Would you retype all of these records exactly?

Task material:

+ + +

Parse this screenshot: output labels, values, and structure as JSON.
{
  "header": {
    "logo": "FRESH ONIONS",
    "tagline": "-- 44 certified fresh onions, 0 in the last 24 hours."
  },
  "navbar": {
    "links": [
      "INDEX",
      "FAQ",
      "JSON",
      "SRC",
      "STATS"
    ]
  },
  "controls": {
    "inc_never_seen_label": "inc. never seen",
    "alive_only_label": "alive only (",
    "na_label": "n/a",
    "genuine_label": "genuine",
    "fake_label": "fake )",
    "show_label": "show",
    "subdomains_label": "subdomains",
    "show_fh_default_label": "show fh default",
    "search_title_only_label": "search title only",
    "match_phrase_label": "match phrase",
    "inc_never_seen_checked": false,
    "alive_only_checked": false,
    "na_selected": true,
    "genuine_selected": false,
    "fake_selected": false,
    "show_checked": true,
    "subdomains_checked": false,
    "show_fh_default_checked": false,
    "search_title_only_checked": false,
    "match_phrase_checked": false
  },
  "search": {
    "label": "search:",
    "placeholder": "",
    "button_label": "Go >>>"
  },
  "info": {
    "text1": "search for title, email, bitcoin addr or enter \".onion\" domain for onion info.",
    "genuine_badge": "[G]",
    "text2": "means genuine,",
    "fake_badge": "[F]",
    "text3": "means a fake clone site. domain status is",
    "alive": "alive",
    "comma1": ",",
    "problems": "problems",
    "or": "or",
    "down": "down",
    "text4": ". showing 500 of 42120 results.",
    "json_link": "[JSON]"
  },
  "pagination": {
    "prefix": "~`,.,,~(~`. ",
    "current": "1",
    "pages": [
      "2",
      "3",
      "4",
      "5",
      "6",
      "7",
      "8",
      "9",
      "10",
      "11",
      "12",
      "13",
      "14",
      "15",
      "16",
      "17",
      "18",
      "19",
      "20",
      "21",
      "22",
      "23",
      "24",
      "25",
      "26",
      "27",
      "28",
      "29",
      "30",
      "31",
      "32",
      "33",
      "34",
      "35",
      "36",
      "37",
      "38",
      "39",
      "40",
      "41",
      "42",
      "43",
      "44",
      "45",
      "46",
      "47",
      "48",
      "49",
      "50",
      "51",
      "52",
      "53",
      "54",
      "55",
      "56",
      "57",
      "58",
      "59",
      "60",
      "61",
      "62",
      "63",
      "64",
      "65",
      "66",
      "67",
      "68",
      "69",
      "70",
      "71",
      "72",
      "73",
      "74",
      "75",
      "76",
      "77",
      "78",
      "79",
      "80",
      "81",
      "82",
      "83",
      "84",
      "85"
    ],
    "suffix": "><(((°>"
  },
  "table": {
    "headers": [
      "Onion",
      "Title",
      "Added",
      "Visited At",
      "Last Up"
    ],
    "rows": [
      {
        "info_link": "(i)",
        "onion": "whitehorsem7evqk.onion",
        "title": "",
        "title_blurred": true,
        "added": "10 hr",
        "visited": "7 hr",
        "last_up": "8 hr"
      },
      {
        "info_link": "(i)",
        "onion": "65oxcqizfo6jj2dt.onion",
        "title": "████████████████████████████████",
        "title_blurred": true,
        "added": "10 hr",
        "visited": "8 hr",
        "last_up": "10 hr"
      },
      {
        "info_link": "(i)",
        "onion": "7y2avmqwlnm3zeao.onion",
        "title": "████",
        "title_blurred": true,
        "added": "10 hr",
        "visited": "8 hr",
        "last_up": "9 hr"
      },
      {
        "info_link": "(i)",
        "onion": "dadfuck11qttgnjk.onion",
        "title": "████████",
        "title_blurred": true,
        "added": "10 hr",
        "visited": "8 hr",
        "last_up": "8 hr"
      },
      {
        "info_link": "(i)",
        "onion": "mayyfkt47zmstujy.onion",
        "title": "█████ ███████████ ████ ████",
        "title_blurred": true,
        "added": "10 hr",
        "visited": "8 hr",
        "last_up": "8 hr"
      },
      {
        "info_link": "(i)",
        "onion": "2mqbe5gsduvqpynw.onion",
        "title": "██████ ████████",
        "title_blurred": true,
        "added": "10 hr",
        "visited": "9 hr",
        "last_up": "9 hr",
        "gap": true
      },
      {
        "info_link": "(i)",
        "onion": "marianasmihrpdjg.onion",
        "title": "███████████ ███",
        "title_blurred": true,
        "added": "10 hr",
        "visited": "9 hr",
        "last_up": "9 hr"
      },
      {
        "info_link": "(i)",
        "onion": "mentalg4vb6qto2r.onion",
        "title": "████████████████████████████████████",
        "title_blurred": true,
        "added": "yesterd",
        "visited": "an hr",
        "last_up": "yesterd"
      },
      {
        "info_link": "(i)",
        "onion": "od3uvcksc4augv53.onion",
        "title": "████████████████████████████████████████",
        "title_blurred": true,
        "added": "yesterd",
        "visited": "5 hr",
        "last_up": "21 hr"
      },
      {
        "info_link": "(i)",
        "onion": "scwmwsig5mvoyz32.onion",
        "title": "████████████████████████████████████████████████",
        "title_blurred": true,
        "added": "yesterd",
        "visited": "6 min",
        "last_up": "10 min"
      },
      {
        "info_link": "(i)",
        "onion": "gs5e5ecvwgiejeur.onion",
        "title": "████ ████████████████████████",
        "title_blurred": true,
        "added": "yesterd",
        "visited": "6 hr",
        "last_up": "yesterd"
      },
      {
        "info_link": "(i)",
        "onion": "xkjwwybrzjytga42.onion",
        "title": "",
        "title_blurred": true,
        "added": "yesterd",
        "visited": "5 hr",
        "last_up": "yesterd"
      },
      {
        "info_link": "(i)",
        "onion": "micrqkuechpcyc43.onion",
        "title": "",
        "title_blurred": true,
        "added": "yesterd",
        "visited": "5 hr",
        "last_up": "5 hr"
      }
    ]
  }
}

+ + +

Answer for this exercise:
Parse this screenshot: output labels, values, and structure as JSON.
{
  "header": {
    "logo": "FRESH ONIONS",
    "tagline": "-- 44 certified fresh onions, 0 in the last 24 hours."
  },
  "navbar": {
    "links": [
      "INDEX",
      "FAQ",
      "JSON",
      "SRC",
      "STATS"
    ]
  },
  "controls": {
    "inc_never_seen_label": "inc. never seen",
    "alive_only_label": "alive only (",
    "na_label": "n/a",
    "genuine_label": "genuine",
    "fake_label": "fake )",
    "show_label": "show",
    "subdomains_label": "subdomains",
    "show_fh_default_label": "show fh default",
    "search_title_only_label": "search title only",
    "match_phrase_label": "match phrase",
    "inc_never_seen_checked": false,
    "alive_only_checked": false,
    "na_selected": true,
    "genuine_selected": false,
    "fake_selected": false,
    "show_checked": true,
    "subdomains_checked": false,
    "show_fh_default_checked": false,
    "search_title_only_checked": false,
    "match_phrase_checked": false
  },
  "search": {
    "label": "search:",
    "placeholder": "",
    "button_label": "Go >>>"
  },
  "info": {
    "text1": "search for title, email, bitcoin addr or enter \".onion\" domain for onion info.",
    "genuine_badge": "[G]",
    "text2": "means genuine,",
    "fake_badge": "[F]",
    "text3": "means a fake clone site. domain status is",
    "alive": "alive",
    "comma1": ",",
    "problems": "problems",
    "or": "or",
    "down": "down",
    "text4": ". showing 500 of 42120 results.",
    "json_link": "[JSON]"
  },
  "pagination": {
    "prefix": "~`,.,,~(~`. ",
    "current": "1",
    "pages": [
      "2",
      "3",
      "4",
      "5",
      "6",
      "7",
      "8",
      "9",
      "10",
      "11",
      "12",
      "13",
      "14",
      "15",
      "16",
      "17",
      "18",
      "19",
      "20",
      "21",
      "22",
      "23",
      "24",
      "25",
      "26",
      "27",
      "28",
      "29",
      "30",
      "31",
      "32",
      "33",
      "34",
      "35",
      "36",
      "37",
      "38",
      "39",
      "40",
      "41",
      "42",
      "43",
      "44",
      "45",
      "46",
      "47",
      "48",
      "49",
      "50",
      "51",
      "52",
      "53",
      "54",
      "55",
      "56",
      "57",
      "58",
      "59",
      "60",
      "61",
      "62",
      "63",
      "64",
      "65",
      "66",
      "67",
      "68",
      "69",
      "70",
      "71",
      "72",
      "73",
      "74",
      "75",
      "76",
      "77",
      "78",
      "79",
      "80",
      "81",
      "82",
      "83",
      "84",
      "85"
    ],
    "suffix": "><(((°>"
  },
  "table": {
    "headers": [
      "Onion",
      "Title",
      "Added",
      "Visited At",
      "Last Up"
    ],
    "rows": [
      {
        "info_link": "(i)",
        "onion": "whitehorsem7evqk.onion",
        "title": "",
        "title_blurred": true,
        "added": "10 hr",
        "visited": "7 hr",
        "last_up": "8 hr"
      },
      {
        "info_link": "(i)",
        "onion": "65oxcqizfo6jj2dt.onion",
        "title": "████████████████████████████████",
        "title_blurred": true,
        "added": "10 hr",
        "visited": "8 hr",
        "last_up": "10 hr"
      },
      {
        "info_link": "(i)",
        "onion": "7y2avmqwlnm3zeao.onion",
        "title": "████",
        "title_blurred": true,
        "added": "10 hr",
        "visited": "8 hr",
        "last_up": "9 hr"
      },
      {
        "info_link": "(i)",
        "onion": "dadfuck11qttgnjk.onion",
        "title": "████████",
        "title_blurred": true,
        "added": "10 hr",
        "visited": "8 hr",
        "last_up": "8 hr"
      },
      {
        "info_link": "(i)",
        "onion": "mayyfkt47zmstujy.onion",
        "title": "█████ ███████████ ████ ████",
        "title_blurred": true,
        "added": "10 hr",
        "visited": "8 hr",
        "last_up": "8 hr"
      },
      {
        "info_link": "(i)",
        "onion": "2mqbe5gsduvqpynw.onion",
        "title": "██████ ████████",
        "title_blurred": true,
        "added": "10 hr",
        "visited": "9 hr",
        "last_up": "9 hr",
        "gap": true
      },
      {
        "info_link": "(i)",
        "onion": "marianasmihrpdjg.onion",
        "title": "███████████ ███",
        "title_blurred": true,
        "added": "10 hr",
        "visited": "9 hr",
        "last_up": "9 hr"
      },
      {
        "info_link": "(i)",
        "onion": "mentalg4vb6qto2r.onion",
        "title": "████████████████████████████████████",
        "title_blurred": true,
        "added": "yesterd",
        "visited": "an hr",
        "last_up": "yesterd"
      },
      {
        "info_link": "(i)",
        "onion": "od3uvcksc4augv53.onion",
        "title": "████████████████████████████████████████",
        "title_blurred": true,
        "added": "yesterd",
        "visited": "5 hr",
        "last_up": "21 hr"
      },
      {
        "info_link": "(i)",
        "onion": "scwmwsig5mvoyz32.onion",
        "title": "████████████████████████████████████████████████",
        "title_blurred": true,
        "added": "yesterd",
        "visited": "6 min",
        "last_up": "10 min"
      },
      {
        "info_link": "(i)",
        "onion": "gs5e5ecvwgiejeur.onion",
        "title": "████ ████████████████████████",
        "title_blurred": true,
        "added": "yesterd",
        "visited": "6 hr",
        "last_up": "yesterd"
      },
      {
        "info_link": "(i)",
        "onion": "xkjwwybrzjytga42.onion",
        "title": "",
        "title_blurred": true,
        "added": "yesterd",
        "visited": "5 hr",
        "last_up": "yesterd"
      },
      {
        "info_link": "(i)",
        "onion": "micrqkuechpcyc43.onion",
        "title": "",
        "title_blurred": true,
        "added": "yesterd",
        "visited": "5 hr",
        "last_up": "5 hr"
      }
    ]
  }
}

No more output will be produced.